** Start Provided data **
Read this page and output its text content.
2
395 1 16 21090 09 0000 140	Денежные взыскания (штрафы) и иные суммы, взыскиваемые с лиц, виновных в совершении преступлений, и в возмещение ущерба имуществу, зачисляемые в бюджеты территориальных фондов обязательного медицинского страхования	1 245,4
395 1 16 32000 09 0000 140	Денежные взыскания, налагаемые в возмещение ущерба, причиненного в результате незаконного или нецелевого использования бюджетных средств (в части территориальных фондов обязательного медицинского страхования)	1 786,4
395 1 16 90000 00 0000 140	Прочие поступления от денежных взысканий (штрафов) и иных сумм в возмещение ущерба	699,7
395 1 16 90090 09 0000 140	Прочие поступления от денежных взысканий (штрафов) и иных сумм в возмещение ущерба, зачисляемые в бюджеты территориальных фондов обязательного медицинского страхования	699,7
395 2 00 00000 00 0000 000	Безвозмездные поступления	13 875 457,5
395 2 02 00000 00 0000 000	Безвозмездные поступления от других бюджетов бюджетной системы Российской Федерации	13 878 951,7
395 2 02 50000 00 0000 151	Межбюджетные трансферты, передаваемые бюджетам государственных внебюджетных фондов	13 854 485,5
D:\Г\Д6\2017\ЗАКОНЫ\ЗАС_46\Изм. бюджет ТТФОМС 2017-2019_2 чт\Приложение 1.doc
** End Provided data **
What needs to be done — Reproduce the full listing exactly.

Solution for this task —
Read this page and output its text content.
2
395 1 16 21090 09 0000 140	Денежные взыскания (штрафы) и иные суммы, взыскиваемые с лиц, виновных в совершении преступлений, и в возмещение ущерба имуществу, зачисляемые в бюджеты территориальных фондов обязательного медицинского страхования	1 245,4
395 1 16 32000 09 0000 140	Денежные взыскания, налагаемые в возмещение ущерба, причиненного в результате незаконного или нецелевого использования бюджетных средств (в части территориальных фондов обязательного медицинского страхования)	1 786,4
395 1 16 90000 00 0000 140	Прочие поступления от денежных взысканий (штрафов) и иных сумм в возмещение ущерба	699,7
395 1 16 90090 09 0000 140	Прочие поступления от денежных взысканий (штрафов) и иных сумм в возмещение ущерба, зачисляемые в бюджеты территориальных фондов обязательного медицинского страхования	699,7
395 2 00 00000 00 0000 000	Безвозмездные поступления	13 875 457,5
395 2 02 00000 00 0000 000	Безвозмездные поступления от других бюджетов бюджетной системы Российской Федерации	13 878 951,7
395 2 02 50000 00 0000 151	Межбюджетные трансферты, передаваемые бюджетам государственных внебюджетных фондов	13 854 485,5
D:\Г\Д6\2017\ЗАКОНЫ\ЗАС_46\Изм. бюджет ТТФОМС 2017-2019_2 чт\Приложение 1.doc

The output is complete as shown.